- **Stated exercise**: Extract the following lines word for word, leaving out the pictures.

Visual layout annotation data

# # # # #

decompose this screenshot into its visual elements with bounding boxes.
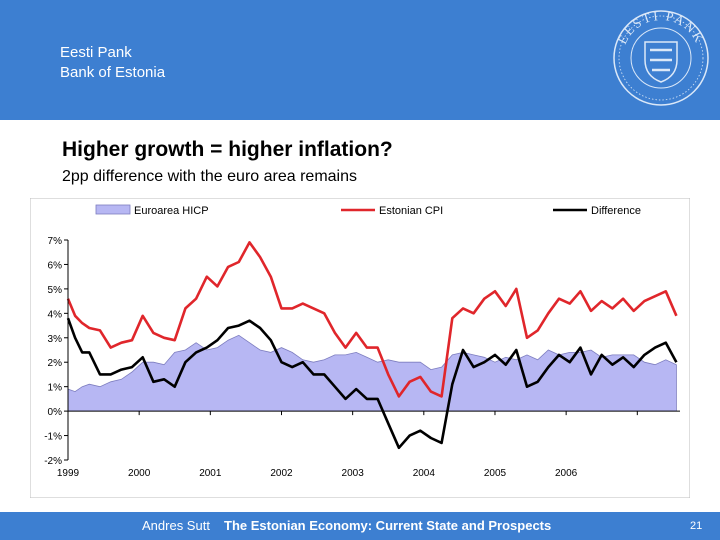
x-tick-label: 2000 bbox=[128, 468, 151, 479]
slide-title: Higher growth = higher inflation? bbox=[62, 138, 393, 161]
bank-name-english: Bank of Estonia bbox=[60, 64, 166, 81]
legend-swatch-euroarea-hicp bbox=[95, 204, 131, 215]
y-tick-label: 6% bbox=[48, 260, 63, 271]
x-tick-label: 2002 bbox=[270, 468, 293, 479]
chart-border bbox=[30, 198, 690, 498]
legend-label-euroarea-hicp: Euroarea HICP bbox=[134, 205, 209, 217]
legend-label-estonian-cpi: Estonian CPI bbox=[379, 205, 443, 217]
series-line-difference bbox=[66, 317, 678, 450]
footer-title: The Estonian Economy: Current State and … bbox=[224, 518, 552, 533]
y-tick-label: 5% bbox=[48, 285, 63, 296]
x-tick-label: 2003 bbox=[342, 468, 365, 479]
x-tick-label: 1999 bbox=[57, 468, 80, 479]
plot-area bbox=[66, 240, 680, 460]
y-tick-label: 1% bbox=[48, 383, 63, 394]
x-tick-label: 2004 bbox=[413, 468, 436, 479]
y-tick-label: 3% bbox=[48, 334, 63, 345]
slide-header: Eesti Pank Bank of Estonia EESTI PANK bbox=[0, 0, 720, 120]
x-tick-label: 2006 bbox=[555, 468, 578, 479]
slide-subtitle: 2pp difference with the euro area remain… bbox=[62, 168, 357, 185]
footer-author: Andres Sutt bbox=[142, 518, 210, 533]
x-tick-label: 2005 bbox=[484, 468, 507, 479]
y-tick-label: 0% bbox=[48, 407, 63, 418]
slide-footer: Andres Sutt The Estonian Economy: Curren… bbox=[0, 512, 720, 540]
y-tick-label: 7% bbox=[48, 236, 63, 247]
chart-legend: Euroarea HICP Estonian CPI Difference bbox=[95, 204, 641, 217]
page-number: 21 bbox=[690, 520, 703, 532]
y-tick-label: -1% bbox=[44, 432, 62, 443]
y-tick-label: 2% bbox=[48, 358, 63, 369]
legend-label-difference: Difference bbox=[591, 205, 641, 217]
x-axis-ticks: 1999 2000 2001 2002 2003 2004 2005 2006 bbox=[57, 411, 638, 479]
y-tick-label: 4% bbox=[48, 309, 63, 320]
svg-text:EESTI PANK: EESTI PANK bbox=[614, 8, 707, 46]
bank-name-local: Eesti Pank bbox=[60, 44, 132, 61]
series-area-euroarea-hicp bbox=[67, 334, 677, 412]
y-axis-ticks: 7% 6% 5% 4% 3% 2% 1% 0% -1% -2% bbox=[44, 236, 68, 467]
x-tick-label: 2001 bbox=[199, 468, 222, 479]
inflation-chart: Euroarea HICP Estonian CPI Difference 7% 6%… bbox=[30, 198, 690, 498]
eesti-pank-seal-logo: EESTI PANK bbox=[613, 8, 709, 106]
series-line-estonian-cpi bbox=[66, 241, 678, 398]
y-tick-label: -2% bbox=[44, 456, 62, 467]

# # # # #

- **In response**:
decompose this screenshot into its visual elements with bounding boxes.
x-tick-label: 2000 bbox=[128, 468, 151, 479]
slide-title: Higher growth = higher inflation? bbox=[62, 138, 393, 161]
bank-name-english: Bank of Estonia bbox=[60, 64, 166, 81]
legend-swatch-euroarea-hicp bbox=[95, 204, 131, 215]
y-tick-label: 6% bbox=[48, 260, 63, 271]
x-tick-label: 2002 bbox=[270, 468, 293, 479]
chart-border bbox=[30, 198, 690, 498]
legend-label-euroarea-hicp: Euroarea HICP bbox=[134, 205, 209, 217]
legend-label-estonian-cpi: Estonian CPI bbox=[379, 205, 443, 217]
series-line-difference bbox=[66, 317, 678, 450]
footer-title: The Estonian Economy: Current State and … bbox=[224, 518, 552, 533]
y-tick-label: 5% bbox=[48, 285, 63, 296]
x-tick-label: 2003 bbox=[342, 468, 365, 479]
x-tick-label: 1999 bbox=[57, 468, 80, 479]
plot-area bbox=[66, 240, 680, 460]
y-tick-label: 1% bbox=[48, 383, 63, 394]
x-tick-label: 2004 bbox=[413, 468, 436, 479]
y-tick-label: 3% bbox=[48, 334, 63, 345]
slide-header: Eesti Pank Bank of Estonia EESTI PANK bbox=[0, 0, 720, 120]
x-tick-label: 2006 bbox=[555, 468, 578, 479]
slide-subtitle: 2pp difference with the euro area remain… bbox=[62, 168, 357, 185]
footer-author: Andres Sutt bbox=[142, 518, 210, 533]
x-tick-label: 2005 bbox=[484, 468, 507, 479]
y-tick-label: 0% bbox=[48, 407, 63, 418]
slide-footer: Andres Sutt The Estonian Economy: Curren… bbox=[0, 512, 720, 540]
y-tick-label: 7% bbox=[48, 236, 63, 247]
chart-legend: Euroarea HICP Estonian CPI Difference bbox=[95, 204, 641, 217]
page-number: 21 bbox=[690, 520, 703, 532]
y-tick-label: -1% bbox=[44, 432, 62, 443]
y-tick-label: 2% bbox=[48, 358, 63, 369]
legend-label-difference: Difference bbox=[591, 205, 641, 217]
x-axis-ticks: 1999 2000 2001 2002 2003 2004 2005 2006 bbox=[57, 411, 638, 479]
y-tick-label: 4% bbox=[48, 309, 63, 320]
svg-text:EESTI PANK: EESTI PANK bbox=[614, 8, 707, 46]
bank-name-local: Eesti Pank bbox=[60, 44, 132, 61]
series-area-euroarea-hicp bbox=[67, 334, 677, 412]
y-axis-ticks: 7% 6% 5% 4% 3% 2% 1% 0% -1% -2% bbox=[44, 236, 68, 467]
x-tick-label: 2001 bbox=[199, 468, 222, 479]
inflation-chart: Euroarea HICP Estonian CPI Difference 7% 6%… bbox=[30, 198, 690, 498]
eesti-pank-seal-logo: EESTI PANK bbox=[613, 8, 709, 106]
series-line-estonian-cpi bbox=[66, 241, 678, 398]
y-tick-label: -2% bbox=[44, 456, 62, 467]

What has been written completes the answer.